(Image region annotations)
• • • • • • •

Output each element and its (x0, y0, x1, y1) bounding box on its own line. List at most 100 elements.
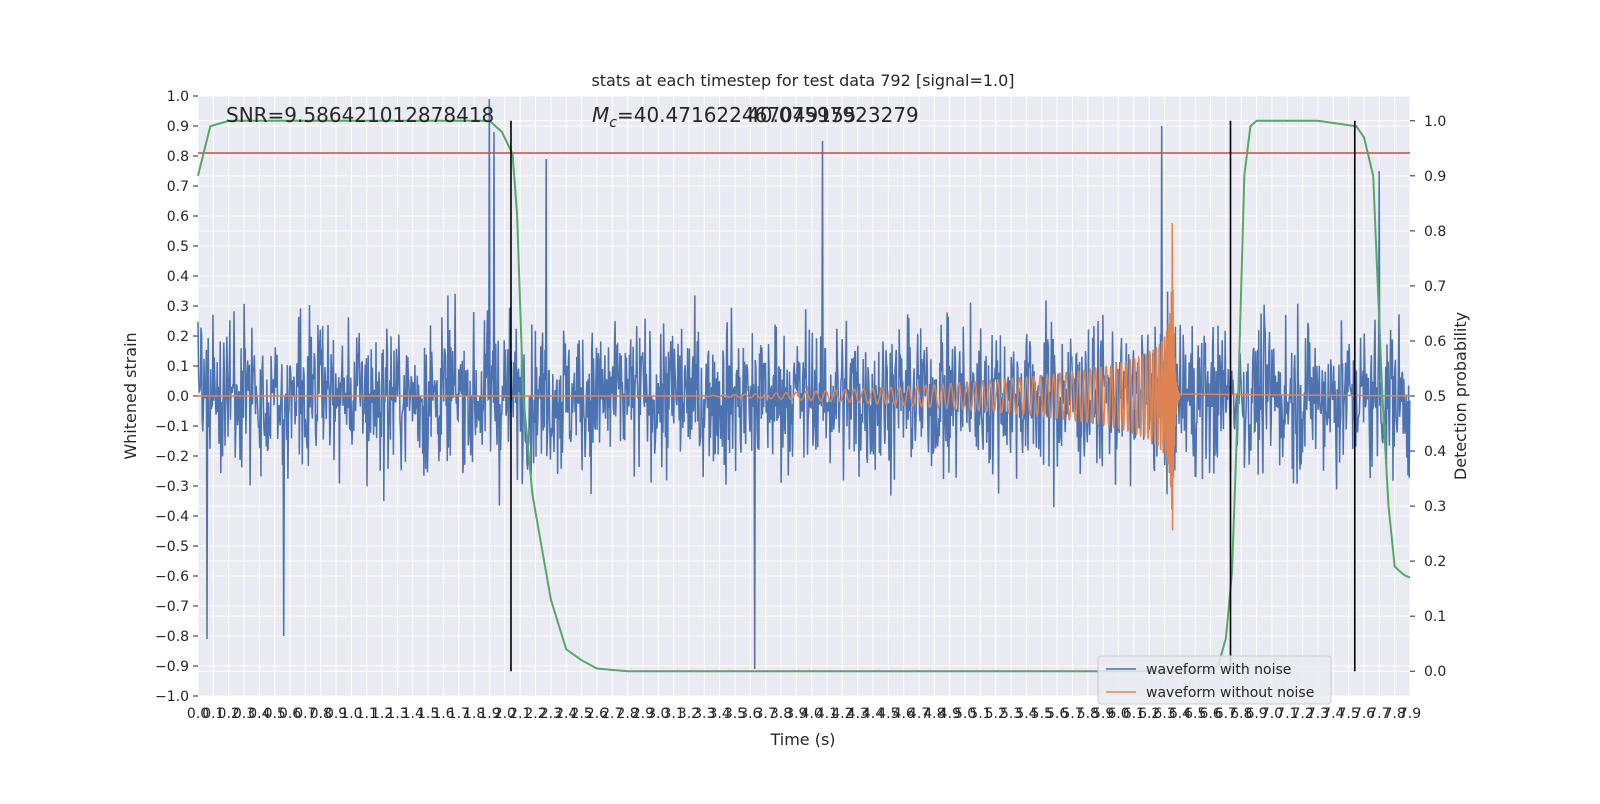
x-tick-label: 5.5 (1031, 706, 1053, 722)
y-tick-label: 0.8 (167, 149, 189, 165)
x-tick-label: 6.3 (1153, 706, 1175, 722)
x-tick-label: 5.3 (1000, 706, 1022, 722)
y-tick-label: 0.1 (167, 359, 189, 375)
x-tick-label: 7.9 (1399, 706, 1421, 722)
x-tick-label: 2.4 (555, 706, 577, 722)
y-tick-label: −0.6 (155, 569, 189, 585)
tick-labels: 0.00.10.20.30.40.50.60.70.80.91.01.11.21… (155, 89, 1446, 722)
y2-tick-label: 0.7 (1424, 279, 1446, 295)
x-tick-label: 3.2 (678, 706, 700, 722)
x-tick-label: 4.8 (923, 706, 945, 722)
x-tick-label: 6.7 (1215, 706, 1237, 722)
x-tick-label: 2.1 (509, 706, 531, 722)
x-tick-label: 6.5 (1184, 706, 1206, 722)
y2-tick-label: 0.3 (1424, 499, 1446, 515)
x-tick-label: 4.0 (801, 706, 823, 722)
x-tick-label: 3.1 (662, 706, 684, 722)
x-tick-label: 3.5 (724, 706, 746, 722)
x-tick-label: 7.2 (1291, 706, 1313, 722)
legend: waveform with noise waveform without noi… (1097, 655, 1332, 705)
x-tick-label: 0.2 (218, 706, 240, 722)
x-tick-label: 1.2 (371, 706, 393, 722)
y2-tick-label: 1.0 (1424, 114, 1446, 130)
mc-annotation: Mc=40.471622467049155 (592, 103, 856, 131)
x-tick-label: 3.9 (785, 706, 807, 722)
y-tick-label: −0.4 (155, 509, 189, 525)
y-tick-label: 0.2 (167, 329, 189, 345)
x-tick-label: 0.6 (279, 706, 301, 722)
x-tick-label: 4.5 (877, 706, 899, 722)
x-tick-label: 6.2 (1138, 706, 1160, 722)
y-tick-label: −0.9 (155, 659, 189, 675)
y-axis-label: Whitened strain (121, 332, 140, 459)
y2-tick-label: 0.5 (1424, 389, 1446, 405)
x-tick-label: 4.3 (847, 706, 869, 722)
x-tick-label: 7.6 (1353, 706, 1375, 722)
x-tick-label: 5.8 (1077, 706, 1099, 722)
x-tick-label: 0.7 (294, 706, 316, 722)
x-tick-label: 3.4 (708, 706, 730, 722)
x-tick-label: 5.4 (1015, 706, 1037, 722)
y-tick-label: 0.0 (167, 389, 189, 405)
x-tick-label: 6.0 (1107, 706, 1129, 722)
y-tick-label: −0.7 (155, 599, 189, 615)
y2-tick-label: 0.6 (1424, 334, 1446, 350)
x-tick-label: 2.7 (601, 706, 623, 722)
y-tick-label: 1.0 (167, 89, 189, 105)
x-tick-label: 2.8 (616, 706, 638, 722)
y-tick-label: 0.6 (167, 209, 189, 225)
x-tick-label: 0.4 (248, 706, 270, 722)
x-tick-label: 3.8 (770, 706, 792, 722)
x-tick-label: 2.2 (524, 706, 546, 722)
legend-box (1097, 655, 1332, 705)
x-tick-label: 3.7 (755, 706, 777, 722)
chart-title: stats at each timestep for test data 792… (591, 71, 1014, 90)
x-tick-label: 5.9 (1092, 706, 1114, 722)
y-tick-label: 0.4 (167, 269, 189, 285)
x-tick-label: 7.8 (1384, 706, 1406, 722)
x-tick-label: 4.6 (893, 706, 915, 722)
x-tick-label: 4.9 (939, 706, 961, 722)
x-tick-label: 7.7 (1368, 706, 1390, 722)
x-tick-label: 5.2 (985, 706, 1007, 722)
y2-tick-label: 0.1 (1424, 609, 1446, 625)
y-tick-label: −0.3 (155, 479, 189, 495)
x-tick-label: 7.0 (1261, 706, 1283, 722)
y-tick-label: −1.0 (155, 689, 189, 705)
x-tick-label: 0.0 (187, 706, 209, 722)
x-tick-label: 3.3 (693, 706, 715, 722)
x-tick-label: 1.6 (432, 706, 454, 722)
x-tick-label: 3.6 (739, 706, 761, 722)
legend-label-clean: waveform without noise (1146, 685, 1314, 701)
x-tick-label: 3.0 (647, 706, 669, 722)
x-tick-label: 2.3 (540, 706, 562, 722)
x-tick-label: 7.3 (1307, 706, 1329, 722)
x-tick-label: 2.9 (632, 706, 654, 722)
x-tick-label: 5.0 (954, 706, 976, 722)
x-tick-label: 4.7 (908, 706, 930, 722)
x-tick-label: 0.9 (325, 706, 347, 722)
x-tick-label: 1.9 (478, 706, 500, 722)
x-tick-label: 1.4 (402, 706, 424, 722)
y2-tick-label: 0.9 (1424, 169, 1446, 185)
x-tick-label: 1.0 (340, 706, 362, 722)
x-tick-label: 5.1 (969, 706, 991, 722)
y-tick-label: −0.8 (155, 629, 189, 645)
mc-overlap-annotation: 40.07597923279 (747, 103, 919, 127)
series-layer (197, 98, 1411, 673)
x-tick-label: 5.7 (1061, 706, 1083, 722)
y-tick-label: 0.5 (167, 239, 189, 255)
y-tick-label: 0.3 (167, 299, 189, 315)
x-tick-label: 2.6 (586, 706, 608, 722)
y2-tick-label: 0.2 (1424, 554, 1446, 570)
snr-annotation: SNR=9.586421012878418 (226, 103, 494, 127)
y2-tick-label: 0.8 (1424, 224, 1446, 240)
x-tick-label: 0.3 (233, 706, 255, 722)
x-tick-label: 1.5 (417, 706, 439, 722)
x-tick-label: 6.8 (1230, 706, 1252, 722)
y-tick-label: −0.2 (155, 449, 189, 465)
x-tick-label: 5.6 (1046, 706, 1068, 722)
y-tick-label: 0.7 (167, 179, 189, 195)
y2-axis-label: Detection probability (1451, 312, 1470, 480)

• • • • • • •

Reproduce every one of the rows above word for word, omitting the pictures.

Output each element and its (x0, y0, x1, y1) bounding box on its own line. List at most 100 elements.
x-tick-label: 5.5 (1031, 706, 1053, 722)
y-tick-label: 0.8 (167, 149, 189, 165)
x-tick-label: 6.3 (1153, 706, 1175, 722)
x-tick-label: 5.3 (1000, 706, 1022, 722)
y-tick-label: 0.1 (167, 359, 189, 375)
x-tick-label: 7.9 (1399, 706, 1421, 722)
x-tick-label: 2.4 (555, 706, 577, 722)
y-tick-label: −0.6 (155, 569, 189, 585)
tick-labels: 0.00.10.20.30.40.50.60.70.80.91.01.11.21… (155, 89, 1446, 722)
y2-tick-label: 0.7 (1424, 279, 1446, 295)
x-tick-label: 3.2 (678, 706, 700, 722)
x-tick-label: 4.8 (923, 706, 945, 722)
x-tick-label: 6.7 (1215, 706, 1237, 722)
x-tick-label: 2.1 (509, 706, 531, 722)
x-tick-label: 6.5 (1184, 706, 1206, 722)
y2-tick-label: 0.3 (1424, 499, 1446, 515)
x-tick-label: 4.0 (801, 706, 823, 722)
x-tick-label: 3.1 (662, 706, 684, 722)
x-tick-label: 3.5 (724, 706, 746, 722)
x-tick-label: 7.2 (1291, 706, 1313, 722)
legend: waveform with noise waveform without noi… (1097, 655, 1332, 705)
x-tick-label: 0.2 (218, 706, 240, 722)
x-tick-label: 1.2 (371, 706, 393, 722)
y2-tick-label: 1.0 (1424, 114, 1446, 130)
mc-annotation: Mc=40.471622467049155 (592, 103, 856, 131)
x-tick-label: 3.9 (785, 706, 807, 722)
y-tick-label: −0.4 (155, 509, 189, 525)
y-tick-label: 0.2 (167, 329, 189, 345)
x-tick-label: 0.6 (279, 706, 301, 722)
x-tick-label: 4.5 (877, 706, 899, 722)
x-tick-label: 6.2 (1138, 706, 1160, 722)
y-tick-label: −0.9 (155, 659, 189, 675)
y-axis-label: Whitened strain (121, 332, 140, 459)
y2-tick-label: 0.5 (1424, 389, 1446, 405)
x-tick-label: 4.3 (847, 706, 869, 722)
x-tick-label: 7.6 (1353, 706, 1375, 722)
x-tick-label: 5.8 (1077, 706, 1099, 722)
x-tick-label: 0.7 (294, 706, 316, 722)
x-tick-label: 3.4 (708, 706, 730, 722)
x-tick-label: 5.4 (1015, 706, 1037, 722)
y-tick-label: 0.0 (167, 389, 189, 405)
x-tick-label: 6.0 (1107, 706, 1129, 722)
y-tick-label: −0.7 (155, 599, 189, 615)
y2-tick-label: 0.6 (1424, 334, 1446, 350)
x-tick-label: 2.7 (601, 706, 623, 722)
y-tick-label: 1.0 (167, 89, 189, 105)
x-tick-label: 2.8 (616, 706, 638, 722)
y-tick-label: 0.6 (167, 209, 189, 225)
x-tick-label: 0.4 (248, 706, 270, 722)
x-tick-label: 3.8 (770, 706, 792, 722)
x-tick-label: 2.2 (524, 706, 546, 722)
legend-box (1097, 655, 1332, 705)
x-tick-label: 3.7 (755, 706, 777, 722)
chart-title: stats at each timestep for test data 792… (591, 71, 1014, 90)
x-tick-label: 5.9 (1092, 706, 1114, 722)
y-tick-label: 0.4 (167, 269, 189, 285)
x-tick-label: 7.8 (1384, 706, 1406, 722)
x-tick-label: 4.6 (893, 706, 915, 722)
x-tick-label: 4.9 (939, 706, 961, 722)
x-tick-label: 7.7 (1368, 706, 1390, 722)
x-tick-label: 5.2 (985, 706, 1007, 722)
y2-tick-label: 0.1 (1424, 609, 1446, 625)
y-tick-label: −0.3 (155, 479, 189, 495)
x-tick-label: 7.0 (1261, 706, 1283, 722)
y-tick-label: −1.0 (155, 689, 189, 705)
x-tick-label: 0.0 (187, 706, 209, 722)
x-tick-label: 3.3 (693, 706, 715, 722)
x-tick-label: 1.6 (432, 706, 454, 722)
x-tick-label: 3.6 (739, 706, 761, 722)
legend-label-clean: waveform without noise (1146, 685, 1314, 701)
x-tick-label: 3.0 (647, 706, 669, 722)
x-tick-label: 2.3 (540, 706, 562, 722)
x-tick-label: 7.3 (1307, 706, 1329, 722)
x-tick-label: 2.9 (632, 706, 654, 722)
x-tick-label: 5.0 (954, 706, 976, 722)
x-tick-label: 4.7 (908, 706, 930, 722)
x-tick-label: 0.9 (325, 706, 347, 722)
x-tick-label: 1.9 (478, 706, 500, 722)
x-tick-label: 1.4 (402, 706, 424, 722)
y2-tick-label: 0.9 (1424, 169, 1446, 185)
x-tick-label: 1.0 (340, 706, 362, 722)
x-tick-label: 5.1 (969, 706, 991, 722)
y-tick-label: −0.8 (155, 629, 189, 645)
mc-overlap-annotation: 40.07597923279 (747, 103, 919, 127)
series-layer (197, 98, 1411, 673)
x-tick-label: 5.7 (1061, 706, 1083, 722)
y-tick-label: 0.5 (167, 239, 189, 255)
y-tick-label: 0.3 (167, 299, 189, 315)
x-tick-label: 2.6 (586, 706, 608, 722)
y2-tick-label: 0.2 (1424, 554, 1446, 570)
snr-annotation: SNR=9.586421012878418 (226, 103, 494, 127)
y2-tick-label: 0.8 (1424, 224, 1446, 240)
x-tick-label: 0.3 (233, 706, 255, 722)
x-tick-label: 1.5 (417, 706, 439, 722)
x-tick-label: 6.8 (1230, 706, 1252, 722)
y-tick-label: −0.2 (155, 449, 189, 465)
x-tick-label: 5.6 (1046, 706, 1068, 722)
y-tick-label: 0.7 (167, 179, 189, 195)
y2-axis-label: Detection probability (1451, 312, 1470, 480)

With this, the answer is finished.